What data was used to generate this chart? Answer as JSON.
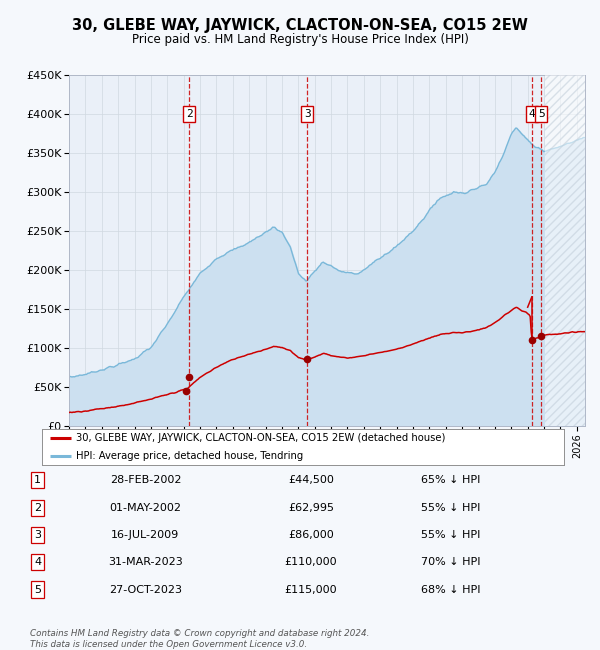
{
  "title": "30, GLEBE WAY, JAYWICK, CLACTON-ON-SEA, CO15 2EW",
  "subtitle": "Price paid vs. HM Land Registry's House Price Index (HPI)",
  "ylim": [
    0,
    450000
  ],
  "yticks": [
    0,
    50000,
    100000,
    150000,
    200000,
    250000,
    300000,
    350000,
    400000,
    450000
  ],
  "ytick_labels": [
    "£0",
    "£50K",
    "£100K",
    "£150K",
    "£200K",
    "£250K",
    "£300K",
    "£350K",
    "£400K",
    "£450K"
  ],
  "hpi_color": "#7ab8d9",
  "hpi_fill": "#cce0f0",
  "price_color": "#cc0000",
  "sale_marker_color": "#990000",
  "vline_color": "#cc0000",
  "grid_color": "#d0d8e0",
  "bg_color": "#f5f8fc",
  "plot_bg": "#eaf0f8",
  "legend_label_price": "30, GLEBE WAY, JAYWICK, CLACTON-ON-SEA, CO15 2EW (detached house)",
  "legend_label_hpi": "HPI: Average price, detached house, Tendring",
  "sales": [
    {
      "num": 1,
      "date_x": 2002.16,
      "price": 44500,
      "show_vline": false
    },
    {
      "num": 2,
      "date_x": 2002.33,
      "price": 62995,
      "show_vline": true
    },
    {
      "num": 3,
      "date_x": 2009.54,
      "price": 86000,
      "show_vline": true
    },
    {
      "num": 4,
      "date_x": 2023.25,
      "price": 110000,
      "show_vline": true
    },
    {
      "num": 5,
      "date_x": 2023.83,
      "price": 115000,
      "show_vline": true
    }
  ],
  "table_rows": [
    {
      "num": 1,
      "date": "28-FEB-2002",
      "price": "£44,500",
      "pct": "65% ↓ HPI"
    },
    {
      "num": 2,
      "date": "01-MAY-2002",
      "price": "£62,995",
      "pct": "55% ↓ HPI"
    },
    {
      "num": 3,
      "date": "16-JUL-2009",
      "price": "£86,000",
      "pct": "55% ↓ HPI"
    },
    {
      "num": 4,
      "date": "31-MAR-2023",
      "price": "£110,000",
      "pct": "70% ↓ HPI"
    },
    {
      "num": 5,
      "date": "27-OCT-2023",
      "price": "£115,000",
      "pct": "68% ↓ HPI"
    }
  ],
  "footer": "Contains HM Land Registry data © Crown copyright and database right 2024.\nThis data is licensed under the Open Government Licence v3.0.",
  "xmin": 1995.0,
  "xmax": 2026.5,
  "hatch_start": 2024.0
}
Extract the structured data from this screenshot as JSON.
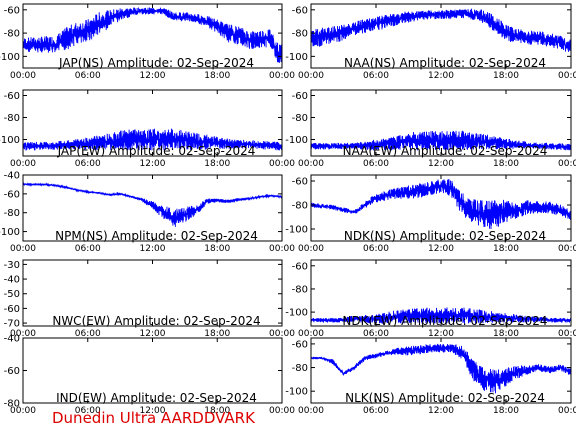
{
  "footer": {
    "text": "Dunedin Ultra AARDDVARK",
    "color": "#dd0000"
  },
  "trace_color": "#0000ff",
  "chart_data": [
    {
      "type": "line",
      "title": "JAP(NS) Amplitude: 02-Sep-2024",
      "ylim": [
        -110,
        -55
      ],
      "yticks": [
        -100,
        -80,
        -60
      ],
      "xlim": [
        0,
        24
      ],
      "xticks": [
        "00:00",
        "06:00",
        "12:00",
        "18:00",
        "00:00"
      ],
      "series": [
        {
          "x": [
            0,
            3,
            4,
            5,
            6,
            7,
            8,
            9,
            10,
            11,
            12,
            13,
            14,
            15,
            16,
            17,
            18,
            19,
            20,
            21,
            22,
            23,
            23.7,
            24
          ],
          "values": [
            -90,
            -90,
            -85,
            -80,
            -78,
            -72,
            -68,
            -64,
            -62,
            -61,
            -61,
            -61,
            -66,
            -66,
            -67,
            -70,
            -74,
            -80,
            -82,
            -86,
            -85,
            -84,
            -100,
            -95
          ],
          "spread": [
            6,
            8,
            10,
            10,
            10,
            10,
            8,
            6,
            4,
            3,
            3,
            3,
            4,
            4,
            4,
            5,
            6,
            8,
            8,
            8,
            8,
            8,
            10,
            8
          ]
        }
      ]
    },
    {
      "type": "line",
      "title": "NAA(NS) Amplitude: 02-Sep-2024",
      "ylim": [
        -110,
        -55
      ],
      "yticks": [
        -100,
        -80,
        -60
      ],
      "xlim": [
        0,
        24
      ],
      "xticks": [
        "00:00",
        "06:00",
        "12:00",
        "18:00",
        "00:00"
      ],
      "series": [
        {
          "x": [
            0,
            2,
            4,
            6,
            7,
            8,
            9,
            10,
            11,
            12,
            13,
            14,
            15,
            16,
            17,
            18,
            19,
            20,
            21,
            22,
            23,
            24
          ],
          "values": [
            -85,
            -82,
            -76,
            -72,
            -70,
            -68,
            -66,
            -65,
            -64,
            -64,
            -64,
            -63,
            -64,
            -66,
            -72,
            -80,
            -82,
            -84,
            -84,
            -86,
            -88,
            -92
          ],
          "spread": [
            8,
            8,
            6,
            6,
            6,
            5,
            5,
            4,
            4,
            4,
            4,
            4,
            5,
            6,
            8,
            8,
            6,
            6,
            6,
            6,
            6,
            6
          ]
        }
      ]
    },
    {
      "type": "line",
      "title": "JAP(EW) Amplitude: 02-Sep-2024",
      "ylim": [
        -115,
        -55
      ],
      "yticks": [
        -100,
        -80,
        -60
      ],
      "xlim": [
        0,
        24
      ],
      "xticks": [
        "00:00",
        "06:00",
        "12:00",
        "18:00",
        "00:00"
      ],
      "series": [
        {
          "x": [
            0,
            2,
            4,
            6,
            8,
            10,
            12,
            14,
            16,
            18,
            20,
            22,
            24
          ],
          "values": [
            -106,
            -106,
            -105,
            -104,
            -102,
            -100,
            -100,
            -100,
            -102,
            -103,
            -104,
            -105,
            -106
          ],
          "spread": [
            4,
            4,
            4,
            6,
            8,
            10,
            10,
            10,
            8,
            6,
            4,
            4,
            4
          ]
        }
      ]
    },
    {
      "type": "line",
      "title": "NAA(EW) Amplitude: 02-Sep-2024",
      "ylim": [
        -115,
        -55
      ],
      "yticks": [
        -100,
        -80,
        -60
      ],
      "xlim": [
        0,
        24
      ],
      "xticks": [
        "00:00",
        "06:00",
        "12:00",
        "18:00",
        "00:00"
      ],
      "series": [
        {
          "x": [
            0,
            2,
            4,
            6,
            8,
            10,
            12,
            14,
            16,
            18,
            20,
            22,
            24
          ],
          "values": [
            -106,
            -106,
            -106,
            -105,
            -103,
            -101,
            -101,
            -101,
            -102,
            -104,
            -105,
            -106,
            -107
          ],
          "spread": [
            3,
            3,
            3,
            5,
            7,
            9,
            9,
            9,
            7,
            5,
            3,
            3,
            3
          ]
        }
      ]
    },
    {
      "type": "line",
      "title": "NPM(NS) Amplitude: 02-Sep-2024",
      "ylim": [
        -110,
        -40
      ],
      "yticks": [
        -100,
        -80,
        -60,
        -40
      ],
      "xlim": [
        0,
        24
      ],
      "xticks": [
        "00:00",
        "06:00",
        "12:00",
        "18:00",
        "00:00"
      ],
      "series": [
        {
          "x": [
            0,
            2,
            3,
            4,
            5,
            6,
            7,
            8,
            9,
            10,
            11,
            12,
            13,
            14,
            15,
            16,
            17,
            18,
            19,
            20,
            21,
            22,
            23,
            24
          ],
          "values": [
            -50,
            -50,
            -51,
            -53,
            -56,
            -58,
            -59,
            -61,
            -60,
            -63,
            -66,
            -72,
            -80,
            -86,
            -82,
            -78,
            -68,
            -67,
            -68,
            -66,
            -65,
            -63,
            -62,
            -63
          ],
          "spread": [
            1,
            1,
            1,
            1,
            1,
            1,
            1,
            1,
            1,
            1,
            2,
            4,
            8,
            10,
            8,
            6,
            3,
            2,
            2,
            2,
            1,
            1,
            1,
            1
          ]
        }
      ]
    },
    {
      "type": "line",
      "title": "NDK(NS) Amplitude: 02-Sep-2024",
      "ylim": [
        -110,
        -55
      ],
      "yticks": [
        -100,
        -80,
        -60
      ],
      "xlim": [
        0,
        24
      ],
      "xticks": [
        "00:00",
        "06:00",
        "12:00",
        "18:00",
        "00:00"
      ],
      "series": [
        {
          "x": [
            0,
            2,
            3,
            4,
            5,
            6,
            7,
            8,
            9,
            10,
            11,
            12,
            13,
            14,
            15,
            16,
            17,
            18,
            19,
            20,
            21,
            22,
            23,
            24
          ],
          "values": [
            -80,
            -82,
            -84,
            -86,
            -80,
            -74,
            -72,
            -70,
            -69,
            -68,
            -66,
            -64,
            -66,
            -80,
            -85,
            -88,
            -88,
            -85,
            -85,
            -82,
            -82,
            -82,
            -84,
            -88
          ],
          "spread": [
            2,
            2,
            2,
            2,
            3,
            4,
            4,
            5,
            6,
            6,
            6,
            6,
            8,
            10,
            10,
            12,
            12,
            10,
            6,
            6,
            5,
            5,
            5,
            5
          ]
        }
      ]
    },
    {
      "type": "line",
      "title": "NWC(EW) Amplitude: 02-Sep-2024",
      "ylim": [
        -72,
        -27
      ],
      "yticks": [
        -70,
        -60,
        -50,
        -40,
        -30
      ],
      "xlim": [
        0,
        24
      ],
      "xticks": [
        "00:00",
        "06:00",
        "12:00",
        "18:00",
        "00:00"
      ],
      "series": []
    },
    {
      "type": "line",
      "title": "NDK(EW) Amplitude: 02-Sep-2024",
      "ylim": [
        -112,
        -55
      ],
      "yticks": [
        -100,
        -80,
        -60
      ],
      "xlim": [
        0,
        24
      ],
      "xticks": [
        "00:00",
        "06:00",
        "12:00",
        "18:00",
        "00:00"
      ],
      "series": [
        {
          "x": [
            0,
            2,
            4,
            6,
            8,
            10,
            12,
            14,
            16,
            18,
            20,
            22,
            24
          ],
          "values": [
            -107,
            -107,
            -106,
            -106,
            -104,
            -103,
            -103,
            -103,
            -104,
            -105,
            -106,
            -107,
            -107
          ],
          "spread": [
            2,
            2,
            3,
            4,
            6,
            7,
            7,
            7,
            6,
            4,
            3,
            2,
            2
          ]
        }
      ]
    },
    {
      "type": "line",
      "title": "IND(EW) Amplitude: 02-Sep-2024",
      "ylim": [
        -80,
        -40
      ],
      "yticks": [
        -80,
        -60,
        -40
      ],
      "xlim": [
        0,
        24
      ],
      "xticks": [
        "00:00",
        "06:00",
        "12:00",
        "18:00",
        "00:00"
      ],
      "series": []
    },
    {
      "type": "line",
      "title": "NLK(NS) Amplitude: 02-Sep-2024",
      "ylim": [
        -110,
        -55
      ],
      "yticks": [
        -100,
        -80,
        -60
      ],
      "xlim": [
        0,
        24
      ],
      "xticks": [
        "00:00",
        "06:00",
        "12:00",
        "18:00",
        "00:00"
      ],
      "series": [
        {
          "x": [
            0,
            1,
            2,
            3,
            4,
            5,
            6,
            7,
            8,
            9,
            10,
            11,
            12,
            13,
            14,
            15,
            16,
            17,
            18,
            19,
            20,
            21,
            22,
            23,
            24
          ],
          "values": [
            -72,
            -72,
            -75,
            -85,
            -80,
            -72,
            -70,
            -68,
            -66,
            -66,
            -65,
            -64,
            -64,
            -63,
            -68,
            -82,
            -90,
            -92,
            -88,
            -84,
            -82,
            -80,
            -82,
            -80,
            -84
          ],
          "spread": [
            1,
            1,
            2,
            2,
            2,
            2,
            2,
            2,
            3,
            4,
            4,
            4,
            4,
            4,
            6,
            10,
            10,
            10,
            8,
            6,
            4,
            3,
            3,
            3,
            3
          ]
        }
      ]
    }
  ]
}
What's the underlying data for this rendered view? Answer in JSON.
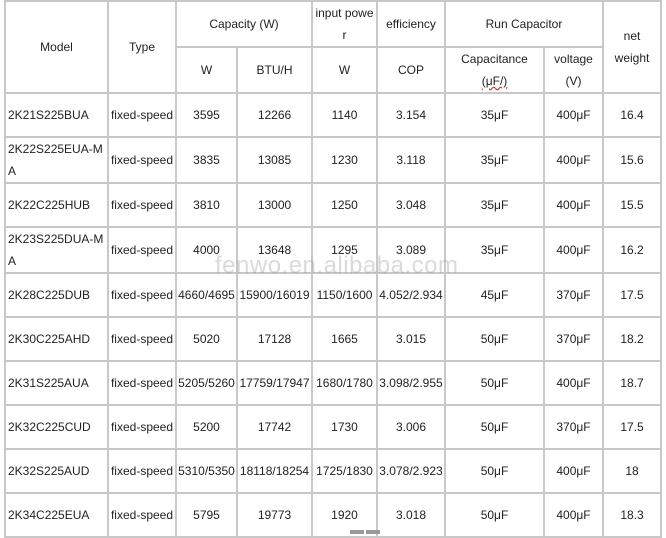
{
  "header": {
    "model": "Model",
    "type": "Type",
    "capacity": "Capacity (W)",
    "input_power": "input power",
    "efficiency": "efficiency",
    "run_capacitor": "Run Capacitor",
    "net_weight": "net weight",
    "cap_w": "W",
    "cap_btu": "BTU/H",
    "input_w": "W",
    "cop": "COP",
    "capacitance": "Capacitance",
    "capacitance_unit": "(μF/)",
    "voltage": "voltage",
    "voltage_unit": "(V)"
  },
  "rows": [
    [
      "2K21S225BUA",
      "fixed-speed",
      "3595",
      "12266",
      "1140",
      "3.154",
      "35μF",
      "400μF",
      "16.4"
    ],
    [
      "2K22S225EUA-MA",
      "fixed-speed",
      "3835",
      "13085",
      "1230",
      "3.118",
      "35μF",
      "400μF",
      "15.6"
    ],
    [
      "2K22C225HUB",
      "fixed-speed",
      "3810",
      "13000",
      "1250",
      "3.048",
      "35μF",
      "400μF",
      "15.5"
    ],
    [
      "2K23S225DUA-MA",
      "fixed-speed",
      "4000",
      "13648",
      "1295",
      "3.089",
      "35μF",
      "400μF",
      "16.2"
    ],
    [
      "2K28C225DUB",
      "fixed-speed",
      "4660/4695",
      "15900/16019",
      "1150/1600",
      "4.052/2.934",
      "45μF",
      "370μF",
      "17.5"
    ],
    [
      "2K30C225AHD",
      "fixed-speed",
      "5020",
      "17128",
      "1665",
      "3.015",
      "50μF",
      "370μF",
      "18.2"
    ],
    [
      "2K31S225AUA",
      "fixed-speed",
      "5205/5260",
      "17759/17947",
      "1680/1780",
      "3.098/2.955",
      "50μF",
      "400μF",
      "18.7"
    ],
    [
      "2K32C225CUD",
      "fixed-speed",
      "5200",
      "17742",
      "1730",
      "3.006",
      "50μF",
      "370μF",
      "17.5"
    ],
    [
      "2K32S225AUD",
      "fixed-speed",
      "5310/5350",
      "18118/18254",
      "1725/1830",
      "3.078/2.923",
      "50μF",
      "400μF",
      "18"
    ],
    [
      "2K34C225EUA",
      "fixed-speed",
      "5795",
      "19773",
      "1920",
      "3.018",
      "50μF",
      "400μF",
      "18.3"
    ]
  ],
  "watermark": "fenwo.en.alibaba.com"
}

——

# JOB:
Work through the records line by line and tally those with the word "JSON". Report only the total.

# RIGHT ANSWER:
3